**Stated problem**
Starting with the line that contains "Read this page and output its text content.", write out each line through the end of the listing, unchanged. Output nothing else.

── Given data ──

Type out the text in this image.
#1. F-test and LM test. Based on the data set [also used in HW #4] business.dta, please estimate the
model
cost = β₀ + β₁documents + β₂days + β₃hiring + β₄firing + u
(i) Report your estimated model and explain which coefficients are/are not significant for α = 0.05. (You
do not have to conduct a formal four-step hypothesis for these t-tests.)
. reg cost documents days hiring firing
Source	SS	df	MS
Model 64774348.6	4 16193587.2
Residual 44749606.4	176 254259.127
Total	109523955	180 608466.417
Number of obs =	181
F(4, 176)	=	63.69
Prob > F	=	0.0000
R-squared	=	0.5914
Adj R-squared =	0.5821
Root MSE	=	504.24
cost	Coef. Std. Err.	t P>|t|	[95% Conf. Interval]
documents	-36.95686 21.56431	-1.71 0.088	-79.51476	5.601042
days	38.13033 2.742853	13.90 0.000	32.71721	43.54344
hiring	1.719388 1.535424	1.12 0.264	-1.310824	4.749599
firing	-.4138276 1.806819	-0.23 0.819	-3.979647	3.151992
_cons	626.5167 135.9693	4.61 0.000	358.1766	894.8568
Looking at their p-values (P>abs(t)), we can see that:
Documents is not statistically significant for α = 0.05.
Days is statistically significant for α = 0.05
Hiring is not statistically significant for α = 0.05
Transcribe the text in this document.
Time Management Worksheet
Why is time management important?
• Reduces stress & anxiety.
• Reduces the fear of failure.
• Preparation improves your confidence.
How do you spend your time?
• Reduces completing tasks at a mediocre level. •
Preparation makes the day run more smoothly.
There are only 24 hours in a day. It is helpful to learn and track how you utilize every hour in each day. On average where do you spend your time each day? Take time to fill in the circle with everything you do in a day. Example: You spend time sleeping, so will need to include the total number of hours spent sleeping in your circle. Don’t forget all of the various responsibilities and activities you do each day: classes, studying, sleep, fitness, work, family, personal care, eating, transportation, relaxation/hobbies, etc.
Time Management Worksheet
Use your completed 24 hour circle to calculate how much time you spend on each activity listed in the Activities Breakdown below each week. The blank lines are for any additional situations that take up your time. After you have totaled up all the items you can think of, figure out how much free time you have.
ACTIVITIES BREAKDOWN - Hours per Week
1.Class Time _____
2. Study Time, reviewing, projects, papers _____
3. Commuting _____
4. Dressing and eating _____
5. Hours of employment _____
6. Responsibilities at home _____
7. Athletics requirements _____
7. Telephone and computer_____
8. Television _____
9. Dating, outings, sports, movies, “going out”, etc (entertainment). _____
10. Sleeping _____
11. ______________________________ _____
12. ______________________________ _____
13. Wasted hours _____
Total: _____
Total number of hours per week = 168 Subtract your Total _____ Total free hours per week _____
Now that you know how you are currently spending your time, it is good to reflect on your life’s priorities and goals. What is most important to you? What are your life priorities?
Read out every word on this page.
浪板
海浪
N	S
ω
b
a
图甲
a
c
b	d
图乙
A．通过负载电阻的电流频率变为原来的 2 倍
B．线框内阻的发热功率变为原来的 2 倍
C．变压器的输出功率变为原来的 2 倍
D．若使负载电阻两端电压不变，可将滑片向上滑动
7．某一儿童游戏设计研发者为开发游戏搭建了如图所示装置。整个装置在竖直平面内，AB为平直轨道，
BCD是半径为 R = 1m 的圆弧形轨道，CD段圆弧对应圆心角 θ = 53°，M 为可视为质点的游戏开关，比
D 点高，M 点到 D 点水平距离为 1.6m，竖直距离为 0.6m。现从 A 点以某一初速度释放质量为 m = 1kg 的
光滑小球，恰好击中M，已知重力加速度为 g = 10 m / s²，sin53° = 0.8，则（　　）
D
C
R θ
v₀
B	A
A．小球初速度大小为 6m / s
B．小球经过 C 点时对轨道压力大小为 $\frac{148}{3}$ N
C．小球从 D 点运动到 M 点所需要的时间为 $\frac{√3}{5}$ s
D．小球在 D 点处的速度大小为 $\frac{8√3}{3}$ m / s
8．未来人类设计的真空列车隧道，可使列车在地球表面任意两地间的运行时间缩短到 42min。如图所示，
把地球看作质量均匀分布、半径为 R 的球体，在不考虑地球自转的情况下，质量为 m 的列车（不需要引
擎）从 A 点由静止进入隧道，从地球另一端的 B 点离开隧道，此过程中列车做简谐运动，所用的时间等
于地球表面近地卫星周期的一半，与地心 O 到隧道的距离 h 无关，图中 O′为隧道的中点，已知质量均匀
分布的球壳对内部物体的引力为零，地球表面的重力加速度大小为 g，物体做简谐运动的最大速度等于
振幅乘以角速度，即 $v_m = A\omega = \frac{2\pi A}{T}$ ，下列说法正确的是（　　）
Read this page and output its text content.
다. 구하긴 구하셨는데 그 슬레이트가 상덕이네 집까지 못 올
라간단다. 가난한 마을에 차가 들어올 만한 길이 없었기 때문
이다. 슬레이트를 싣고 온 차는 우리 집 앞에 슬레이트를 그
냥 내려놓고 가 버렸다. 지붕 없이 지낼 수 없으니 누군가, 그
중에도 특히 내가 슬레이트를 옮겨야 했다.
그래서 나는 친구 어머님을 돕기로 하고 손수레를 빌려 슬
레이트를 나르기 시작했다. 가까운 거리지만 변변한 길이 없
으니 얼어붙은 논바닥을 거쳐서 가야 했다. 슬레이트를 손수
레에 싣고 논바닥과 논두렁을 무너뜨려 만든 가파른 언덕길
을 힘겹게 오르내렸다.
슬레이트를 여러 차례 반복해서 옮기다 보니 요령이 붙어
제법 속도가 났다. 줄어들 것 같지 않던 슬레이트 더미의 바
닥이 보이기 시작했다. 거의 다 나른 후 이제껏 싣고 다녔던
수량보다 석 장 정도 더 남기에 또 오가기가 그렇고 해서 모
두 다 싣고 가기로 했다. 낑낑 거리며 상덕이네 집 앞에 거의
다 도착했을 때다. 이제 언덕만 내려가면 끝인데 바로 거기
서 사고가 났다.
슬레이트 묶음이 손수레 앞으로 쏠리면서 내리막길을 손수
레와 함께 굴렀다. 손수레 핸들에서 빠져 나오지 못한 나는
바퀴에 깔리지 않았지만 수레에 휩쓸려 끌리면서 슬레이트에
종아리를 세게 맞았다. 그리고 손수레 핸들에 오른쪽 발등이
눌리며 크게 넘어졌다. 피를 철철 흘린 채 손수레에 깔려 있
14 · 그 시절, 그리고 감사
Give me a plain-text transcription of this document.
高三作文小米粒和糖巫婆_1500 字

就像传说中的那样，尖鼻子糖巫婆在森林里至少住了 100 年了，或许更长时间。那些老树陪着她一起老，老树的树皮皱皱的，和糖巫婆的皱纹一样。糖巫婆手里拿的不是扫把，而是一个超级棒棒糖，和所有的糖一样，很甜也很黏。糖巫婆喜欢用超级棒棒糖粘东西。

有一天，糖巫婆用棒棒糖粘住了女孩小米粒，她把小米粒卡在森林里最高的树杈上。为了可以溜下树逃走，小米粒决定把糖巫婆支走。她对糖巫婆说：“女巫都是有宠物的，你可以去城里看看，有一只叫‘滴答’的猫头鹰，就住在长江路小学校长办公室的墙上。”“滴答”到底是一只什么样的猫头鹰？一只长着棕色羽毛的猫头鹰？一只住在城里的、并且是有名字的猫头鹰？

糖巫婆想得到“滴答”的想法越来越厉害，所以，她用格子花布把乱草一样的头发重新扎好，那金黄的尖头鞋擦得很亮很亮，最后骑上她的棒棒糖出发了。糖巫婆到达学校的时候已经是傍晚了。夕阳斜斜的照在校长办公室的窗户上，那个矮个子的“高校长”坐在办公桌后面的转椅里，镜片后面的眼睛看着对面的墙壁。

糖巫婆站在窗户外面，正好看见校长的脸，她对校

───

**Finished task**
Read this page and output its text content.
다. 구하긴 구하셨는데 그 슬레이트가 상덕이네 집까지 못 올
라간단다. 가난한 마을에 차가 들어올 만한 길이 없었기 때문
이다. 슬레이트를 싣고 온 차는 우리 집 앞에 슬레이트를 그
냥 내려놓고 가 버렸다. 지붕 없이 지낼 수 없으니 누군가, 그
중에도 특히 내가 슬레이트를 옮겨야 했다.
그래서 나는 친구 어머님을 돕기로 하고 손수레를 빌려 슬
레이트를 나르기 시작했다. 가까운 거리지만 변변한 길이 없
으니 얼어붙은 논바닥을 거쳐서 가야 했다. 슬레이트를 손수
레에 싣고 논바닥과 논두렁을 무너뜨려 만든 가파른 언덕길
을 힘겹게 오르내렸다.
슬레이트를 여러 차례 반복해서 옮기다 보니 요령이 붙어
제법 속도가 났다. 줄어들 것 같지 않던 슬레이트 더미의 바
닥이 보이기 시작했다. 거의 다 나른 후 이제껏 싣고 다녔던
수량보다 석 장 정도 더 남기에 또 오가기가 그렇고 해서 모
두 다 싣고 가기로 했다. 낑낑 거리며 상덕이네 집 앞에 거의
다 도착했을 때다. 이제 언덕만 내려가면 끝인데 바로 거기
서 사고가 났다.
슬레이트 묶음이 손수레 앞으로 쏠리면서 내리막길을 손수
레와 함께 굴렀다. 손수레 핸들에서 빠져 나오지 못한 나는
바퀴에 깔리지 않았지만 수레에 휩쓸려 끌리면서 슬레이트에
종아리를 세게 맞았다. 그리고 손수레 핸들에 오른쪽 발등이
눌리며 크게 넘어졌다. 피를 철철 흘린 채 손수레에 깔려 있
14 · 그 시절, 그리고 감사
Give me a plain-text transcription of this document.
高三作文小米粒和糖巫婆_1500 字

就像传说中的那样，尖鼻子糖巫婆在森林里至少住了 100 年了，或许更长时间。那些老树陪着她一起老，老树的树皮皱皱的，和糖巫婆的皱纹一样。糖巫婆手里拿的不是扫把，而是一个超级棒棒糖，和所有的糖一样，很甜也很黏。糖巫婆喜欢用超级棒棒糖粘东西。

有一天，糖巫婆用棒棒糖粘住了女孩小米粒，她把小米粒卡在森林里最高的树杈上。为了可以溜下树逃走，小米粒决定把糖巫婆支走。她对糖巫婆说：“女巫都是有宠物的，你可以去城里看看，有一只叫‘滴答’的猫头鹰，就住在长江路小学校长办公室的墙上。”“滴答”到底是一只什么样的猫头鹰？一只长着棕色羽毛的猫头鹰？一只住在城里的、并且是有名字的猫头鹰？

糖巫婆想得到“滴答”的想法越来越厉害，所以，她用格子花布把乱草一样的头发重新扎好，那金黄的尖头鞋擦得很亮很亮，最后骑上她的棒棒糖出发了。糖巫婆到达学校的时候已经是傍晚了。夕阳斜斜的照在校长办公室的窗户上，那个矮个子的“高校长”坐在办公桌后面的转椅里，镜片后面的眼睛看着对面的墙壁。

糖巫婆站在窗户外面，正好看见校长的脸，她对校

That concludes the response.